§ **SOURCE PASSAGE**
+--
Citizen’s Savings Bank
58 Bowery
Year built: 1922–1924
Architect: Clarence W. Brazer

NEW YORK—The Citizen’s Savings Bank at the corner of the Bowery and Canal and anchoring the Manhattan Bridge was recently given landmark status by the city’s Landmarks Preservation Commission. The grand and handsome Beaux-Arts structure was constructed in the early 1920s at a time when banks were typically designed in classical architectural styles to convey a sense of stability.

Monumental in scale and style, it does indeed stand as an icon of banking security as well as a neighborhood landmark. Its tall arched windows and dome serve as a pleasing counterpoint to the horseshoe-shaped colonnade of the Carrere and Hastings designed Manhattan Bridge plaza, which was completed 13 years earlier. The bank opened at the site in 1862, first as a brownstone building. But as its deposits grew, in the early 1920s the bank commissioned architect Clarence Brazer to design a new home for the growing enterprise.

Built on the nearly square site, after the bank purchased adjoining lots for the expansion, the current building was constructed “under, around, and over the existing building,” so as not to disrupt daily transactions by local depositors, according to the Landmark Commission’s report.
+--
§ **LIST OF TASKS**
a – In the passage on the Citizen's Savings Bank, why was the current building constructed "under, around, and over the existing building"? Answer in one to three sentences.
b – Write the next part of the passage on the Citizen's Savings Bank, starting after its final sentence.
+--
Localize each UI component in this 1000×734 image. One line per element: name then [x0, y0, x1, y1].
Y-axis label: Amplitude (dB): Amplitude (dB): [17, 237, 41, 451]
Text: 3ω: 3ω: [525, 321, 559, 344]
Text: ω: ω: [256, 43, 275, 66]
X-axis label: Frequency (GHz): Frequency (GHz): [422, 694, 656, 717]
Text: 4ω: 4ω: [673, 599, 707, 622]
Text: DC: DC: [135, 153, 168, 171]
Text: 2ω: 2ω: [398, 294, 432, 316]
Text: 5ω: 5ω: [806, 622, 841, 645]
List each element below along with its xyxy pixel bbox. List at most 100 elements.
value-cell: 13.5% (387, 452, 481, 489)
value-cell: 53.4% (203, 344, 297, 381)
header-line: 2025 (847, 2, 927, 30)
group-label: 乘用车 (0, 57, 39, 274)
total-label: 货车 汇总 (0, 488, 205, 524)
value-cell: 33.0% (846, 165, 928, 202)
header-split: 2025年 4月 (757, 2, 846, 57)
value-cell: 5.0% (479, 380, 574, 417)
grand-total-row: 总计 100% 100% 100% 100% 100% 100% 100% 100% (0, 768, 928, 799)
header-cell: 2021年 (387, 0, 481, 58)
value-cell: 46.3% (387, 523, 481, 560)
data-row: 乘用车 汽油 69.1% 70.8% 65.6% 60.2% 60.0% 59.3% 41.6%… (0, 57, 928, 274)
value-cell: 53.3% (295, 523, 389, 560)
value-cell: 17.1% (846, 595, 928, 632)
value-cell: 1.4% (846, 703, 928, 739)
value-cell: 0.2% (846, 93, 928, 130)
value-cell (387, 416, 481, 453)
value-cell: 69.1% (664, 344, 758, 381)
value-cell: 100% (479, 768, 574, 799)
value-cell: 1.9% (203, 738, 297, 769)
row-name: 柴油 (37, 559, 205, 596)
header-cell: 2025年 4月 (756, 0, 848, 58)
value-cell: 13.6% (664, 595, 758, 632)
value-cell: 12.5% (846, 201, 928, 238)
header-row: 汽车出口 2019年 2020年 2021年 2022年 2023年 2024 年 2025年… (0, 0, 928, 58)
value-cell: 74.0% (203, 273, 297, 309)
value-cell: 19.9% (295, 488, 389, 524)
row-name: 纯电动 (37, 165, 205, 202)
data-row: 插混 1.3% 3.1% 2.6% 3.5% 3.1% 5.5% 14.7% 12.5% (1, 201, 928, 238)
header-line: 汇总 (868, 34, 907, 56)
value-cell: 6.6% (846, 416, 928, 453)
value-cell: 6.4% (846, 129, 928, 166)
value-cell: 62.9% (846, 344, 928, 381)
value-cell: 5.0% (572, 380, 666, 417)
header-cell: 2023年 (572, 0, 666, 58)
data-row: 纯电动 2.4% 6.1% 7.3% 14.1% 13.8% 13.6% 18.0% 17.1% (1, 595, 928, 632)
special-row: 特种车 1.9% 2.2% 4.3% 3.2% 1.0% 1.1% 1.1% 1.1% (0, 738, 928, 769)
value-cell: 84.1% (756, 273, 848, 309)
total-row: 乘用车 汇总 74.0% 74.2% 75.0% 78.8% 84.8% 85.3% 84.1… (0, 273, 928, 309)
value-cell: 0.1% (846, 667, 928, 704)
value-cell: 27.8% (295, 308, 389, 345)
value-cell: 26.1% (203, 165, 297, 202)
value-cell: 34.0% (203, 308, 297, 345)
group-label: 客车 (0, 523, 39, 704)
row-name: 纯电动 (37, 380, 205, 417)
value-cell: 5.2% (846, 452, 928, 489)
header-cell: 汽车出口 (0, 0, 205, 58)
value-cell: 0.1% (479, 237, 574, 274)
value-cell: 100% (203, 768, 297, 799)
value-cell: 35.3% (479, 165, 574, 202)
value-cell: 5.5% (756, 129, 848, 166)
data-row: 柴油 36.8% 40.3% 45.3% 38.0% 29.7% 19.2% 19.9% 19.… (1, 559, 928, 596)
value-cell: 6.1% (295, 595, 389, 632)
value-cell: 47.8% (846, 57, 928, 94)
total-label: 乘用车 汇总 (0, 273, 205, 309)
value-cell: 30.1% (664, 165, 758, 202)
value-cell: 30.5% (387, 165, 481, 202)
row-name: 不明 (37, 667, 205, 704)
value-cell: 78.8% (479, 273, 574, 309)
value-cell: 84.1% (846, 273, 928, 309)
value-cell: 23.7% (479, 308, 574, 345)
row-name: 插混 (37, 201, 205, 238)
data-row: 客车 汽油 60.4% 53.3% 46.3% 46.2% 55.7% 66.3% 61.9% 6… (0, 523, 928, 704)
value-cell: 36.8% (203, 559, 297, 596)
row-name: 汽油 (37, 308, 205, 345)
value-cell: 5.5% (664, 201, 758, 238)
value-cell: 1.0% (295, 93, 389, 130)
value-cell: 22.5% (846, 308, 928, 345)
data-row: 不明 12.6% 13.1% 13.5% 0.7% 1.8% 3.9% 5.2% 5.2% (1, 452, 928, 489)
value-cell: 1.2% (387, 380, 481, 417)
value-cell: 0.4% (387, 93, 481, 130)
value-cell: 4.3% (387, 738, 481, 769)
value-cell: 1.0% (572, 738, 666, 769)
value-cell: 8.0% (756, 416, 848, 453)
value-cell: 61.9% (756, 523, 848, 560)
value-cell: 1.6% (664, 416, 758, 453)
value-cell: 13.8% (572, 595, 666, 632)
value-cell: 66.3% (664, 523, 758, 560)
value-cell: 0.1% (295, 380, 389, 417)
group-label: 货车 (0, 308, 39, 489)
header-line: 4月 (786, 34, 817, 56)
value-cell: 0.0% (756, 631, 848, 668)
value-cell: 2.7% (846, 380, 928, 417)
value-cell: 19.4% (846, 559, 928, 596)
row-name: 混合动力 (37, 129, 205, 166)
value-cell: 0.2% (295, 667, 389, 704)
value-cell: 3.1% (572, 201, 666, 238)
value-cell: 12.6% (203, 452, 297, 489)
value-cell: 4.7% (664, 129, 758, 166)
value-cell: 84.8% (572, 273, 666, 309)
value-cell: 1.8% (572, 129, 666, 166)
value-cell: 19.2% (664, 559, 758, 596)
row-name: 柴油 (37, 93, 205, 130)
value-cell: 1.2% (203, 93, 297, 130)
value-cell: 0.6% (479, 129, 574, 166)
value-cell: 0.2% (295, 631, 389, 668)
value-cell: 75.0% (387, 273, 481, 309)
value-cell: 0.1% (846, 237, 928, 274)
+--
§ **RESULTS OF THE EXERCISE**
a – The building was constructed that way so that daily transactions by local depositors would not be disrupted while the new structure went up. The passage cites the Landmark Commission's report for this reason.

b –
The structure stands 110 feet tall and has an interior main banking room with 70-foot ceilings and massive arched windows that once allowed natural light to fill the public space. The building still serves as a bank but the tall, now opaque, windows no longer allow natural light into the space.

At the time it was built, the Third Avenue El train ran right past the front of the building, and Brazer wisely designed the bank to stand out from every vantage point. The heavy rusticated granite base at street level welcomed depositors into what must have seemed a formidable banking institution. The tall arched windows on each facade, as well as the stone sculptures provided by Charles Keck must have provided passengers on the elevated train pleasing sights as they passed by; and the peak of the 110-foot-tall dome might have given travelers across the Manhattan Bridge a familiar destination as they crossed over from Brooklyn.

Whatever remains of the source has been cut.